Word for word, restate every line of the listing that follows.

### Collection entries

● ● ●

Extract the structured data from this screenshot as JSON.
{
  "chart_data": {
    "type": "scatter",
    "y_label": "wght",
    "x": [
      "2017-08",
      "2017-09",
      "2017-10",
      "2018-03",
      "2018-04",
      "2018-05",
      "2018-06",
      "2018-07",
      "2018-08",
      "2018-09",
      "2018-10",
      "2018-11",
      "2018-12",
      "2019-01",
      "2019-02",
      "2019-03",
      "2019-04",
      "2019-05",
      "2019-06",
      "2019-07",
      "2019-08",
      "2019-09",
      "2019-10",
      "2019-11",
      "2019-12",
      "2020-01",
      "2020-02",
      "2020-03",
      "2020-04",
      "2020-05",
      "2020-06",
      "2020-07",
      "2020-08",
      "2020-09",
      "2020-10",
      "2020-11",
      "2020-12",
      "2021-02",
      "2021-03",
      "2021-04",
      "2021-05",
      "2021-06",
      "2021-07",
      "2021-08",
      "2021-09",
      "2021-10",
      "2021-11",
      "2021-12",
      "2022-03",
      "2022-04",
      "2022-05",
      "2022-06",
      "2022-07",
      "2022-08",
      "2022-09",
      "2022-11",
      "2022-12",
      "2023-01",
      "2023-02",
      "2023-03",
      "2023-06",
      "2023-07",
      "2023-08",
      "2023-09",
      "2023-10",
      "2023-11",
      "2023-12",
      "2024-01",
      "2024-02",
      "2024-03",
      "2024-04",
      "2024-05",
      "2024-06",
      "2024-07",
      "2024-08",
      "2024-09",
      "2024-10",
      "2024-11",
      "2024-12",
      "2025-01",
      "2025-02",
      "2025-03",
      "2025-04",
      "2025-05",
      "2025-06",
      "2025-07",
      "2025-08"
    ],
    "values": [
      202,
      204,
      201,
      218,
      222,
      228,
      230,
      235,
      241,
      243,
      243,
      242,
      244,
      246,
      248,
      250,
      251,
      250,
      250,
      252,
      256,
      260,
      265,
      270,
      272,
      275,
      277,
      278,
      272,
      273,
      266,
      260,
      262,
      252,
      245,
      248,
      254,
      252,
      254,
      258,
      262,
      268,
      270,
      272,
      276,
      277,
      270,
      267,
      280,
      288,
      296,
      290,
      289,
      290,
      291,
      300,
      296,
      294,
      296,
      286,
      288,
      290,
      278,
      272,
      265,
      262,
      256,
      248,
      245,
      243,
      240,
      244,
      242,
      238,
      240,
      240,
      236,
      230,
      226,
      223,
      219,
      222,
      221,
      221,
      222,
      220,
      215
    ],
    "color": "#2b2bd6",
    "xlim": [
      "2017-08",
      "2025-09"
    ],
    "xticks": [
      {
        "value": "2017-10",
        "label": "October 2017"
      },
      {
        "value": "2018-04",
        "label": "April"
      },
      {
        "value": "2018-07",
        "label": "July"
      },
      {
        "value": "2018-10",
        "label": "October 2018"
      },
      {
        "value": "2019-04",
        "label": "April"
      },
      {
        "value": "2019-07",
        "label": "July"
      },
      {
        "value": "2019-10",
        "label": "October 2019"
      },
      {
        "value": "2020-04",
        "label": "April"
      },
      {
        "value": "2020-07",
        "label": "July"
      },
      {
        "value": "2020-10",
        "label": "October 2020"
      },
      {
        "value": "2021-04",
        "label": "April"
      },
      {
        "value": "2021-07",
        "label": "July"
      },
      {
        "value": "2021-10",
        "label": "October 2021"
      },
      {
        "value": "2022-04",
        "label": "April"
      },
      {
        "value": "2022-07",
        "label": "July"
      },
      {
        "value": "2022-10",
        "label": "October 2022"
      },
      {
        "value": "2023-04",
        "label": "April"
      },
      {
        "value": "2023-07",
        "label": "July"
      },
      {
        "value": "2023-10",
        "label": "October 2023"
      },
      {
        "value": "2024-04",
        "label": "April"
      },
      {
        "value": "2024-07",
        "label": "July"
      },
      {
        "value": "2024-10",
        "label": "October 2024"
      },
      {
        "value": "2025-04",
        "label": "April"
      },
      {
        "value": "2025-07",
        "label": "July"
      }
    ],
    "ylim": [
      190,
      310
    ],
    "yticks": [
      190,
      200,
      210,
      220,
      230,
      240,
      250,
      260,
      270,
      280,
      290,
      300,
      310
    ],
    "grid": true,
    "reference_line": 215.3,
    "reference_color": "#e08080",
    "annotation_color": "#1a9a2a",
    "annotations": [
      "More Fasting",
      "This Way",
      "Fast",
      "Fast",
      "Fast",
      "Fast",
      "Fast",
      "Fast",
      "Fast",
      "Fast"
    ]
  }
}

● ● ●

### Right answer
Extract the structured data from this screenshot as JSON.
{
  "chart_data": {
    "type": "scatter",
    "y_label": "wght",
    "x": [
      "2017-08",
      "2017-09",
      "2017-10",
      "2018-03",
      "2018-04",
      "2018-05",
      "2018-06",
      "2018-07",
      "2018-08",
      "2018-09",
      "2018-10",
      "2018-11",
      "2018-12",
      "2019-01",
      "2019-02",
      "2019-03",
      "2019-04",
      "2019-05",
      "2019-06",
      "2019-07",
      "2019-08",
      "2019-09",
      "2019-10",
      "2019-11",
      "2019-12",
      "2020-01",
      "2020-02",
      "2020-03",
      "2020-04",
      "2020-05",
      "2020-06",
      "2020-07",
      "2020-08",
      "2020-09",
      "2020-10",
      "2020-11",
      "2020-12",
      "2021-02",
      "2021-03",
      "2021-04",
      "2021-05",
      "2021-06",
      "2021-07",
      "2021-08",
      "2021-09",
      "2021-10",
      "2021-11",
      "2021-12",
      "2022-03",
      "2022-04",
      "2022-05",
      "2022-06",
      "2022-07",
      "2022-08",
      "2022-09",
      "2022-11",
      "2022-12",
      "2023-01",
      "2023-02",
      "2023-03",
      "2023-06",
      "2023-07",
      "2023-08",
      "2023-09",
      "2023-10",
      "2023-11",
      "2023-12",
      "2024-01",
      "2024-02",
      "2024-03",
      "2024-04",
      "2024-05",
      "2024-06",
      "2024-07",
      "2024-08",
      "2024-09",
      "2024-10",
      "2024-11",
      "2024-12",
      "2025-01",
      "2025-02",
      "2025-03",
      "2025-04",
      "2025-05",
      "2025-06",
      "2025-07",
      "2025-08"
    ],
    "values": [
      202,
      204,
      201,
      218,
      222,
      228,
      230,
      235,
      241,
      243,
      243,
      242,
      244,
      246,
      248,
      250,
      251,
      250,
      250,
      252,
      256,
      260,
      265,
      270,
      272,
      275,
      277,
      278,
      272,
      273,
      266,
      260,
      262,
      252,
      245,
      248,
      254,
      252,
      254,
      258,
      262,
      268,
      270,
      272,
      276,
      277,
      270,
      267,
      280,
      288,
      296,
      290,
      289,
      290,
      291,
      300,
      296,
      294,
      296,
      286,
      288,
      290,
      278,
      272,
      265,
      262,
      256,
      248,
      245,
      243,
      240,
      244,
      242,
      238,
      240,
      240,
      236,
      230,
      226,
      223,
      219,
      222,
      221,
      221,
      222,
      220,
      215
    ],
    "color": "#2b2bd6",
    "xlim": [
      "2017-08",
      "2025-09"
    ],
    "xticks": [
      {
        "value": "2017-10",
        "label": "October 2017"
      },
      {
        "value": "2018-04",
        "label": "April"
      },
      {
        "value": "2018-07",
        "label": "July"
      },
      {
        "value": "2018-10",
        "label": "October 2018"
      },
      {
        "value": "2019-04",
        "label": "April"
      },
      {
        "value": "2019-07",
        "label": "July"
      },
      {
        "value": "2019-10",
        "label": "October 2019"
      },
      {
        "value": "2020-04",
        "label": "April"
      },
      {
        "value": "2020-07",
        "label": "July"
      },
      {
        "value": "2020-10",
        "label": "October 2020"
      },
      {
        "value": "2021-04",
        "label": "April"
      },
      {
        "value": "2021-07",
        "label": "July"
      },
      {
        "value": "2021-10",
        "label": "October 2021"
      },
      {
        "value": "2022-04",
        "label": "April"
      },
      {
        "value": "2022-07",
        "label": "July"
      },
      {
        "value": "2022-10",
        "label": "October 2022"
      },
      {
        "value": "2023-04",
        "label": "April"
      },
      {
        "value": "2023-07",
        "label": "July"
      },
      {
        "value": "2023-10",
        "label": "October 2023"
      },
      {
        "value": "2024-04",
        "label": "April"
      },
      {
        "value": "2024-07",
        "label": "July"
      },
      {
        "value": "2024-10",
        "label": "October 2024"
      },
      {
        "value": "2025-04",
        "label": "April"
      },
      {
        "value": "2025-07",
        "label": "July"
      }
    ],
    "ylim": [
      190,
      310
    ],
    "yticks": [
      190,
      200,
      210,
      220,
      230,
      240,
      250,
      260,
      270,
      280,
      290,
      300,
      310
    ],
    "grid": true,
    "reference_line": 215.3,
    "reference_color": "#e08080",
    "annotation_color": "#1a9a2a",
    "annotations": [
      "More Fasting",
      "This Way",
      "Fast",
      "Fast",
      "Fast",
      "Fast",
      "Fast",
      "Fast",
      "Fast",
      "Fast"
    ]
  }
}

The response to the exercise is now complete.